Problem requirements: Output each entry that follows exactly. Images stay out.

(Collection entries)
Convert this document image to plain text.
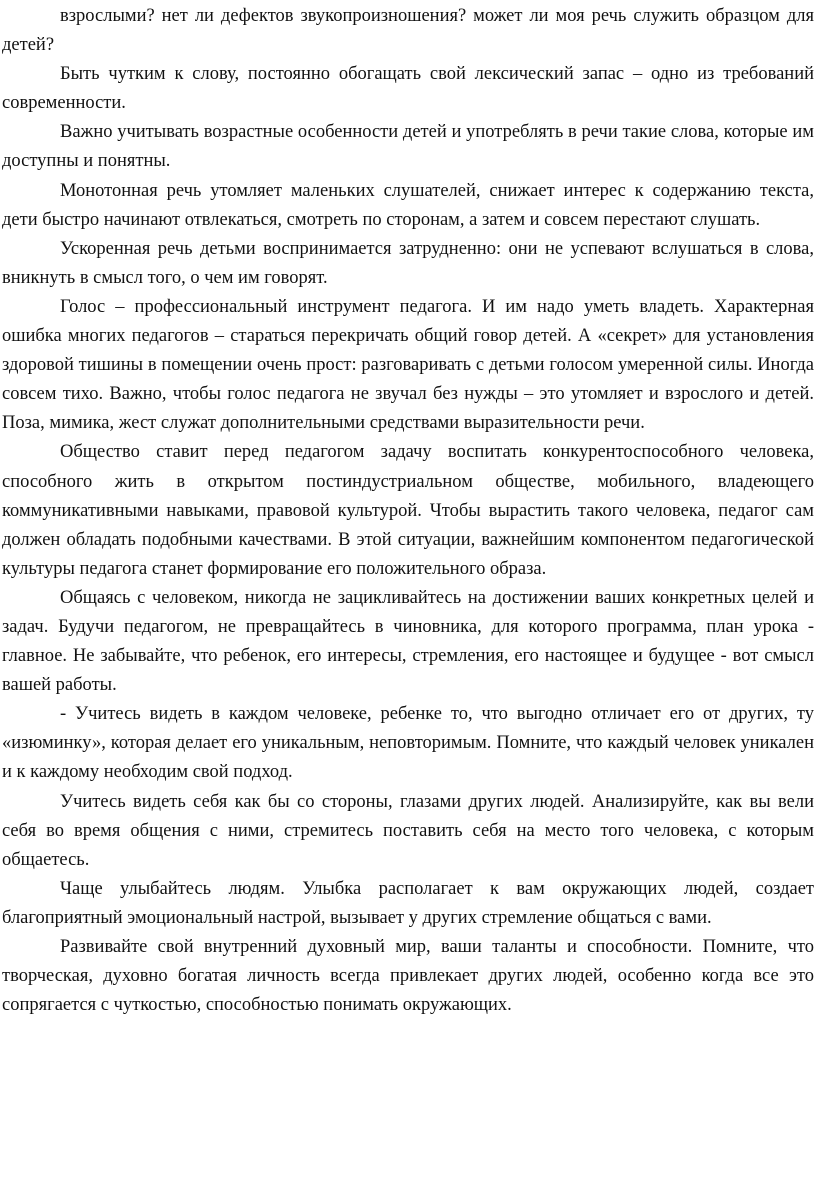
взрослыми? нет ли дефектов звукопроизношения? может ли моя речь служить образцом для детей?

Быть чутким к слову, постоянно обогащать свой лексический запас – одно из требований современности.

Важно учитывать возрастные особенности детей и употреблять в речи такие слова, которые им доступны и понятны.

Монотонная речь утомляет маленьких слушателей, снижает интерес к содержанию текста, дети быстро начинают отвлекаться, смотреть по сторонам, а затем и совсем перестают слушать.

Ускоренная речь детьми воспринимается затрудненно: они не успевают вслушаться в слова, вникнуть в смысл того, о чем им говорят.

Голос – профессиональный инструмент педагога. И им надо уметь владеть. Характерная ошибка многих педагогов – стараться перекричать общий говор детей. А «секрет» для установления здоровой тишины в помещении очень прост: разговаривать с детьми голосом умеренной силы. Иногда совсем тихо. Важно, чтобы голос педагога не звучал без нужды – это утомляет и взрослого и детей. Поза, мимика, жест служат дополнительными средствами выразительности речи.

Общество ставит перед педагогом задачу воспитать конкурентоспособного человека, способного жить в открытом постиндустриальном обществе, мобильного, владеющего коммуникативными навыками, правовой культурой. Чтобы вырастить такого человека, педагог сам должен обладать подобными качествами. В этой ситуации, важнейшим компонентом педагогической культуры педагога станет формирование его положительного образа.

Общаясь с человеком, никогда не зацикливайтесь на достижении ваших конкретных целей и задач. Будучи педагогом, не превращайтесь в чиновника, для которого программа, план урока - главное. Не забывайте, что ребенок, его интересы, стремления, его настоящее и будущее - вот смысл вашей работы.

- Учитесь видеть в каждом человеке, ребенке то, что выгодно отличает его от других, ту «изюминку», которая делает его уникальным, неповторимым. Помните, что каждый человек уникален и к каждому необходим свой подход.

Учитесь видеть себя как бы со стороны, глазами других людей. Анализируйте, как вы вели себя во время общения с ними, стремитесь поставить себя на место того человека, с которым общаетесь.

Чаще улыбайтесь людям. Улыбка располагает к вам окружающих людей, создает благоприятный эмоциональный настрой, вызывает у других стремление общаться с вами.

Развивайте свой внутренний духовный мир, ваши таланты и способности. Помните, что творческая, духовно богатая личность всегда привлекает других людей, особенно когда все это сопрягается с чуткостью, способностью понимать окружающих.
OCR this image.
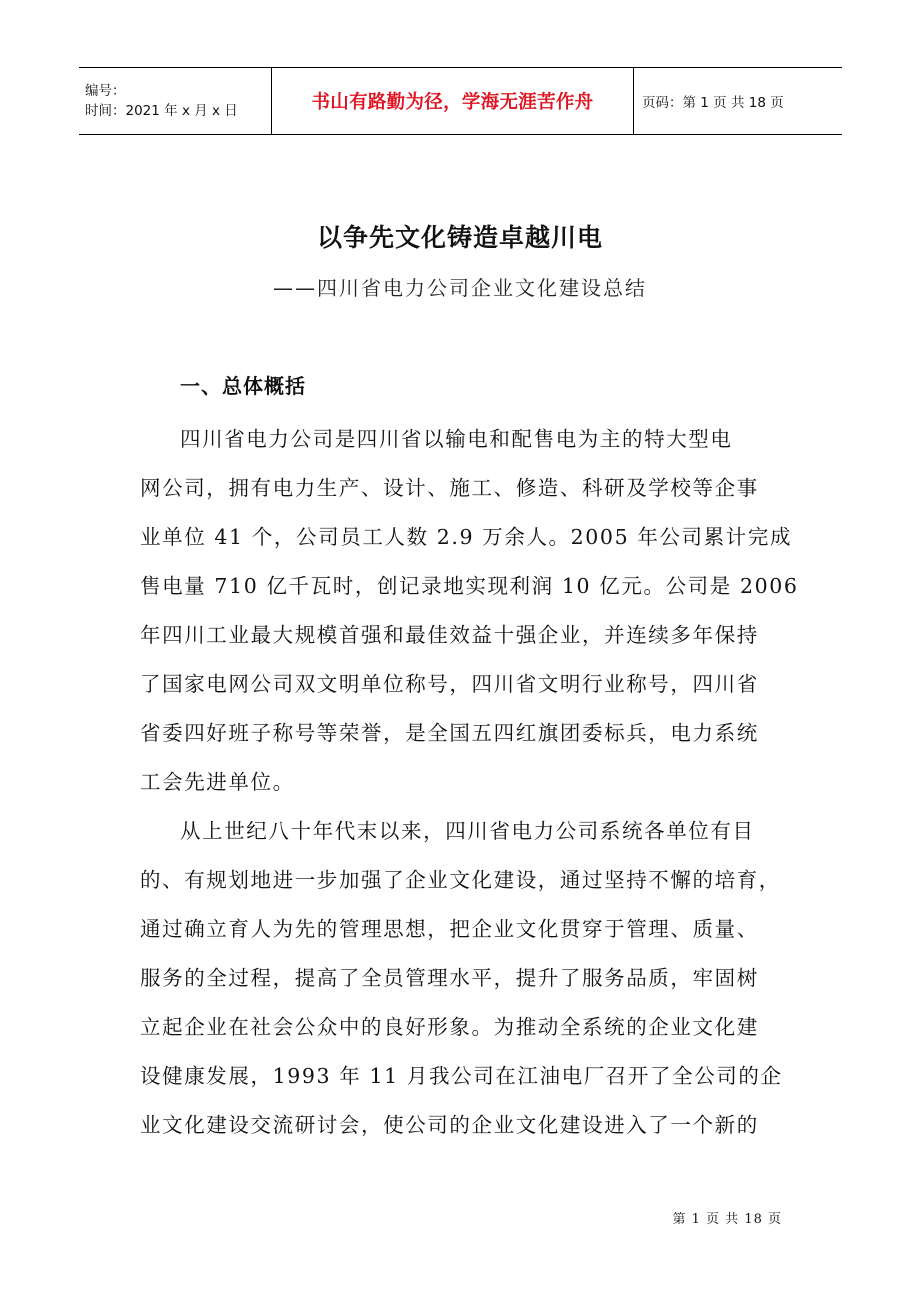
编号：
时间：2021 年 x 月 x 日	书山有路勤为径，学海无涯苦作舟	页码：第 1 页 共 18 页
以争先文化铸造卓越川电
——四川省电力公司企业文化建设总结
一、总体概括
四川省电力公司是四川省以输电和配售电为主的特大型电
网公司，拥有电力生产、设计、施工、修造、科研及学校等企事
业单位 41 个，公司员工人数 2.9 万余人。2005 年公司累计完成
售电量 710 亿千瓦时，创记录地实现利润 10 亿元。公司是 2006
年四川工业最大规模首强和最佳效益十强企业，并连续多年保持
了国家电网公司双文明单位称号，四川省文明行业称号，四川省
省委四好班子称号等荣誉，是全国五四红旗团委标兵，电力系统
工会先进单位。
从上世纪八十年代末以来，四川省电力公司系统各单位有目
的、有规划地进一步加强了企业文化建设，通过坚持不懈的培育，
通过确立育人为先的管理思想，把企业文化贯穿于管理、质量、
服务的全过程，提高了全员管理水平，提升了服务品质，牢固树
立起企业在社会公众中的良好形象。为推动全系统的企业文化建
设健康发展，1993 年 11 月我公司在江油电厂召开了全公司的企
业文化建设交流研讨会，使公司的企业文化建设进入了一个新的
第 1 页 共 18 页
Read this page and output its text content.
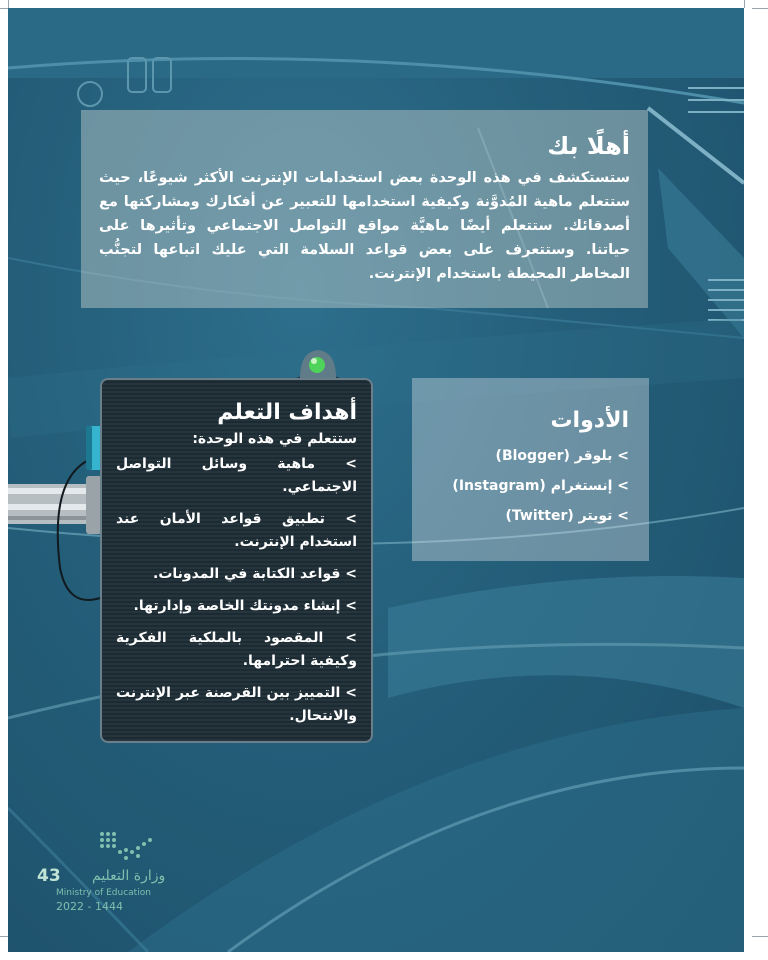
أهلًا بك

ستستكشف في هذه الوحدة بعض استخدامات الإنترنت الأكثر شيوعًا، حيث ستتعلم ماهية المُدوَّنة وكيفية استخدامها للتعبير عن أفكارك ومشاركتها مع أصدقائك. ستتعلم أيضًا ماهيَّة مواقع التواصل الاجتماعي وتأثيرها على حياتنا. وستتعرف على بعض قواعد السلامة التي عليك اتباعها لتجنُّب المخاطر المحيطة باستخدام الإنترنت.

الأدوات
> بلوقر (Blogger)
> إنستغرام (Instagram)
> تويتر (Twitter)
أهداف التعلم
ستتعلم في هذه الوحدة:
> ماهية وسائل التواصل الاجتماعي.
> تطبيق قواعد الأمان عند استخدام الإنترنت.
> قواعد الكتابة في المدونات.
> إنشاء مدونتك الخاصة وإدارتها.
> المقصود بالملكية الفكرية وكيفية احترامها.
> التمييز بين القرصنة عبر الإنترنت والانتحال.
وزارة التعليم
Ministry of Education
2022 - 1444
43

Solution to this problem:
Convert this document image to plain text.
взрослыми? нет ли дефектов звукопроизношения? может ли моя речь служить образцом для детей?

Быть чутким к слову, постоянно обогащать свой лексический запас – одно из требований современности.

Важно учитывать возрастные особенности детей и употреблять в речи такие слова, которые им доступны и понятны.

Монотонная речь утомляет маленьких слушателей, снижает интерес к содержанию текста, дети быстро начинают отвлекаться, смотреть по сторонам, а затем и совсем перестают слушать.

Ускоренная речь детьми воспринимается затрудненно: они не успевают вслушаться в слова, вникнуть в смысл того, о чем им говорят.

Голос – профессиональный инструмент педагога. И им надо уметь владеть. Характерная ошибка многих педагогов – стараться перекричать общий говор детей. А «секрет» для установления здоровой тишины в помещении очень прост: разговаривать с детьми голосом умеренной силы. Иногда совсем тихо. Важно, чтобы голос педагога не звучал без нужды – это утомляет и взрослого и детей. Поза, мимика, жест служат дополнительными средствами выразительности речи.

Общество ставит перед педагогом задачу воспитать конкурентоспособного человека, способного жить в открытом постиндустриальном обществе, мобильного, владеющего коммуникативными навыками, правовой культурой. Чтобы вырастить такого человека, педагог сам должен обладать подобными качествами. В этой ситуации, важнейшим компонентом педагогической культуры педагога станет формирование его положительного образа.

Общаясь с человеком, никогда не зацикливайтесь на достижении ваших конкретных целей и задач. Будучи педагогом, не превращайтесь в чиновника, для которого программа, план урока - главное. Не забывайте, что ребенок, его интересы, стремления, его настоящее и будущее - вот смысл вашей работы.

- Учитесь видеть в каждом человеке, ребенке то, что выгодно отличает его от других, ту «изюминку», которая делает его уникальным, неповторимым. Помните, что каждый человек уникален и к каждому необходим свой подход.

Учитесь видеть себя как бы со стороны, глазами других людей. Анализируйте, как вы вели себя во время общения с ними, стремитесь поставить себя на место того человека, с которым общаетесь.

Чаще улыбайтесь людям. Улыбка располагает к вам окружающих людей, создает благоприятный эмоциональный настрой, вызывает у других стремление общаться с вами.

Развивайте свой внутренний духовный мир, ваши таланты и способности. Помните, что творческая, духовно богатая личность всегда привлекает других людей, особенно когда все это сопрягается с чуткостью, способностью понимать окружающих.
OCR this image.
编号：
时间：2021 年 x 月 x 日	书山有路勤为径，学海无涯苦作舟	页码：第 1 页 共 18 页
以争先文化铸造卓越川电
——四川省电力公司企业文化建设总结
一、总体概括
四川省电力公司是四川省以输电和配售电为主的特大型电
网公司，拥有电力生产、设计、施工、修造、科研及学校等企事
业单位 41 个，公司员工人数 2.9 万余人。2005 年公司累计完成
售电量 710 亿千瓦时，创记录地实现利润 10 亿元。公司是 2006
年四川工业最大规模首强和最佳效益十强企业，并连续多年保持
了国家电网公司双文明单位称号，四川省文明行业称号，四川省
省委四好班子称号等荣誉，是全国五四红旗团委标兵，电力系统
工会先进单位。
从上世纪八十年代末以来，四川省电力公司系统各单位有目
的、有规划地进一步加强了企业文化建设，通过坚持不懈的培育，
通过确立育人为先的管理思想，把企业文化贯穿于管理、质量、
服务的全过程，提高了全员管理水平，提升了服务品质，牢固树
立起企业在社会公众中的良好形象。为推动全系统的企业文化建
设健康发展，1993 年 11 月我公司在江油电厂召开了全公司的企
业文化建设交流研讨会，使公司的企业文化建设进入了一个新的
第 1 页 共 18 页
Read this page and output its text content.
أهلًا بك

ستستكشف في هذه الوحدة بعض استخدامات الإنترنت الأكثر شيوعًا، حيث ستتعلم ماهية المُدوَّنة وكيفية استخدامها للتعبير عن أفكارك ومشاركتها مع أصدقائك. ستتعلم أيضًا ماهيَّة مواقع التواصل الاجتماعي وتأثيرها على حياتنا. وستتعرف على بعض قواعد السلامة التي عليك اتباعها لتجنُّب المخاطر المحيطة باستخدام الإنترنت.

الأدوات
> بلوقر (Blogger)
> إنستغرام (Instagram)
> تويتر (Twitter)
أهداف التعلم
ستتعلم في هذه الوحدة:
> ماهية وسائل التواصل الاجتماعي.
> تطبيق قواعد الأمان عند استخدام الإنترنت.
> قواعد الكتابة في المدونات.
> إنشاء مدونتك الخاصة وإدارتها.
> المقصود بالملكية الفكرية وكيفية احترامها.
> التمييز بين القرصنة عبر الإنترنت والانتحال.
وزارة التعليم
Ministry of Education
2022 - 1444
43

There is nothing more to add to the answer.